女性の4割超、男性の約1割がこれまで痴漢被害にあったことがあると回答したほか、被害者の4割が痴漢にあった際、我慢したり、何もできなかったりしたことが判明。
電車内で被害に遭いやすい時期、時間帯、場所もわかった。
調査は2023年8〜10月、ウェブとヒアリングで行い、1都3県(千葉、神奈川、埼玉)に住む16〜69歳の男女8284人から有効回答があった。
その結果、痴漢被害の経験があると答えた人は2475人(29.9%)に上った。内訳は、女性が4750人中2156人(遭遇率45.4%)と最も多く、男性が3474人中298人(同8.6%)、Xジェンダー・ノンバイナリー56人中が20人(同35.7%)、その他が4人中1人(25%)だった。
痴漢に遭った場所は、2475人のうち2243人が「電車内・駅構内」と回答。「バス内」や「路上」、「商業施設・店舗」より突出して多かった。
電車内で最初に痴漢被害に遭った時の職業・学校は、「高校生」が733人(36.5%)と最多で、「会社員・公務員」が380人(18.9%)、「大学生・大学院生」が378人(18.8%)と続いた。「小学生」も100人(5.0%)いた。
電車内で痴漢被害にあった時間帯は、「午前7〜8時」が641人(31.9%)と最も多く、「同8〜9時」は354人(17.6%)、「午後6〜7時」が147人(7.3%)、同7〜8時が123人(6.1%)など。時期は、7月の318人(15.8%)、6月の303人(15.1%)、5月の287人(14.3%)、4月の234人(11.6%)が目立った。
つまり、軽装の時期や新学期・新年度に被害に遭っている人が多いということだ。
それでは、電車内で痴漢被害に遭いやすい場所はどこだろうか。
電車内で痴漢被害にあったことがある2010人のうち、1201人(59.8%)が「真ん中あたりの車両」と回答した。次に「端のほうの車両(おおむね2〜3両目)が596人(29.7%)、一番端の車両が213人(10.6%)だった。
痴漢被害に遭った車両内の位置は、「座席の前の通路」が469人(23.3%)、「ドア付近(開閉が多い側)」が463人(23.0%)、「ドア付近(開閉が少ない側)」が418人(20.8%)、「ドアとドアの間のスペース」が346人(17.2%)などだった。
一方、電車内での痴漢被害が止まった理由として、「周囲の人がやめさせた」は少なく、56人(2.8%)だった。最も多かったのは、「自分の目的地に着いた(降りた)」の773人(38.9%)だった。
また、痴漢被害を「我慢した・何もできなかった」は812人(40.7%)で、「逃げた・移動した」は414人(20.8%)、「身体を動かして加害者(痴漢)を止めようとした」が352人(17.6%)と続いた。「加害者(痴漢)の手をつかんだ・はらった・声を出した」は167人(8.4%)、「周囲に対して声を出して助けを求めた」は47人( 2.4%)で、計1割程度しかいなかった。
ただ、電車内で周囲の人が痴漢被害に気づいた(171人)場合、56.1%にあたる96人が「助けてくれた」という。その場合、89人(92.7%)が「被害が止まった」と回答した。

###

■ 作業内容
A - 痴漢被害調査の記事にある一文「電車内で被害に遭いやすい時期、時間帯、場所もわかった。」を英語に訳しなさい。
B - 痴漢被害調査の記事から、「一方、電車内での痴漢被害が止」を含む語句で始まり「被害が止まった」と回答した。」で終わる部分を一字も変えずに書き写しなさい。
エントリは痴漢被害調査の記事とは別の出典から取ったものである。

■ 元データ
###

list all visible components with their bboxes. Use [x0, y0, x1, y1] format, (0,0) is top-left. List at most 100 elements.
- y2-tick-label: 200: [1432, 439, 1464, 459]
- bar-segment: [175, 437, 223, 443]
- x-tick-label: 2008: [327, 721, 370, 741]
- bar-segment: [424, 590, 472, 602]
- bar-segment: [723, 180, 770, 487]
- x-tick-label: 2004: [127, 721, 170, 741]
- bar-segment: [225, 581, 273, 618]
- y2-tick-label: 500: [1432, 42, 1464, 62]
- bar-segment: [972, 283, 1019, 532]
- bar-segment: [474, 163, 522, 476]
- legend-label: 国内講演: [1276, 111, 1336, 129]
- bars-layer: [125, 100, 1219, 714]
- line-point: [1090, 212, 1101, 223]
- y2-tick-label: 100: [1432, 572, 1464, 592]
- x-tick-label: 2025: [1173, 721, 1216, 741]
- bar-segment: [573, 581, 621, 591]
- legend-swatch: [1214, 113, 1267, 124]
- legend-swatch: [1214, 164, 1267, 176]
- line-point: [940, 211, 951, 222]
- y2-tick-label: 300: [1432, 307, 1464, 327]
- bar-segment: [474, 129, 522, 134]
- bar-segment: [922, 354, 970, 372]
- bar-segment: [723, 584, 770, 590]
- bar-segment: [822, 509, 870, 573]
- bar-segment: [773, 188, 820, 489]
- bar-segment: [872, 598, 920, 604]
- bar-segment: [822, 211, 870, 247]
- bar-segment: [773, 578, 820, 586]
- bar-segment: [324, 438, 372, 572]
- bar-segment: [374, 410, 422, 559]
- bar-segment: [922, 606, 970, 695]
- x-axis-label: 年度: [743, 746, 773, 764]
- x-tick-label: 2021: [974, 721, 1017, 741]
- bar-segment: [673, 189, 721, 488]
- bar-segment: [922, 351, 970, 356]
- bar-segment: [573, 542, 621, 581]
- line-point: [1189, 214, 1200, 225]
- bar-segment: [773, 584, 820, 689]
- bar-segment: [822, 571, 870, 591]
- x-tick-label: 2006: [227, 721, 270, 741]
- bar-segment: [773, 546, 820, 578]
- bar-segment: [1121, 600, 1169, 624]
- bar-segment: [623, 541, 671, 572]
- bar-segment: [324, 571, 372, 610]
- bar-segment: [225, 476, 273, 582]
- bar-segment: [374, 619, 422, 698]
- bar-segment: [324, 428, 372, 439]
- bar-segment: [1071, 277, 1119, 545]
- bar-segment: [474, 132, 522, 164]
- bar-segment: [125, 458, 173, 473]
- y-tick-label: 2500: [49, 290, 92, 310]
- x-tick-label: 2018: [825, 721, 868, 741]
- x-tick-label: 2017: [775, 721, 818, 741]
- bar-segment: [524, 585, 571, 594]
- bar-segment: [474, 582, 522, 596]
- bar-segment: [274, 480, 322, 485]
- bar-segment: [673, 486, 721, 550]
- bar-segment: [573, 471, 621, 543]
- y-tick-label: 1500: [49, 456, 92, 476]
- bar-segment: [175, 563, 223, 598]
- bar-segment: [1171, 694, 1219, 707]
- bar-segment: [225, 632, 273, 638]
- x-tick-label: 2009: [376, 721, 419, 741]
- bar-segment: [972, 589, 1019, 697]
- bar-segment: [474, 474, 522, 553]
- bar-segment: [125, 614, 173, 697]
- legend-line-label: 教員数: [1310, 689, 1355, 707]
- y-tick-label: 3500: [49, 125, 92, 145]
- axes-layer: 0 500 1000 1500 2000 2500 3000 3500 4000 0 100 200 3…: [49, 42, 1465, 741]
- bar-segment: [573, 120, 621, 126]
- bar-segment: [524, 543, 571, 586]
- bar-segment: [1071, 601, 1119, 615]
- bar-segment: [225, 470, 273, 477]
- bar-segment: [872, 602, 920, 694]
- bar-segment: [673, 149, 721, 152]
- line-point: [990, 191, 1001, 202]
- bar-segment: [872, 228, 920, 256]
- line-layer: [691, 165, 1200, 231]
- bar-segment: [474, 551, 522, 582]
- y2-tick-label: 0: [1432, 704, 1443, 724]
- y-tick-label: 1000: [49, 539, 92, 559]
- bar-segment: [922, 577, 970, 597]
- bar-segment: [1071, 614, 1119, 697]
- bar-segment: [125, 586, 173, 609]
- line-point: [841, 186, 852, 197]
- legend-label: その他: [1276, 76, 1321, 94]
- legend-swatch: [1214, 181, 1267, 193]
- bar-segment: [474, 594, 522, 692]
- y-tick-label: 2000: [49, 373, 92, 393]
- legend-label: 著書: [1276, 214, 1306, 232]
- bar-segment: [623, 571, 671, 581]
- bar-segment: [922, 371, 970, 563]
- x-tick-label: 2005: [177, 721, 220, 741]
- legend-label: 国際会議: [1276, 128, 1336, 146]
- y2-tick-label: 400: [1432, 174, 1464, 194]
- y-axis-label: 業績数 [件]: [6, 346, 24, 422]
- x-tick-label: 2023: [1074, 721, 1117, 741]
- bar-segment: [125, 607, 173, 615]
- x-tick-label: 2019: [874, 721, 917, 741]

###

■ 解答
A - The survey also revealed the times of year, times of day, and places on trains where people are most likely to be victimized.

B -
一方、電車内での痴漢被害が止まった理由として、「周囲の人がやめさせた」は少なく、56人(2.8%)だった。最も多かったのは、「自分の目的地に着いた(降りた)」の773人(38.9%)だった。
また、痴漢被害を「我慢した・何もできなかった」は812人(40.7%)で、「逃げた・移動した」は414人(20.8%)、「身体を動かして加害者(痴漢)を止めようとした」が352人(17.6%)と続いた。「加害者(痴漢)の手をつかんだ・はらった・声を出した」は167人(8.4%)、「周囲に対して声を出して助けを求めた」は47人( 2.4%)で、計1割程度しかいなかった。
ただ、電車内で周囲の人が痴漢被害に気づいた(171人)場合、56.1%にあたる96人が「助けてくれた」という。その場合、89人(92.7%)が「被害が止まった」と回答した。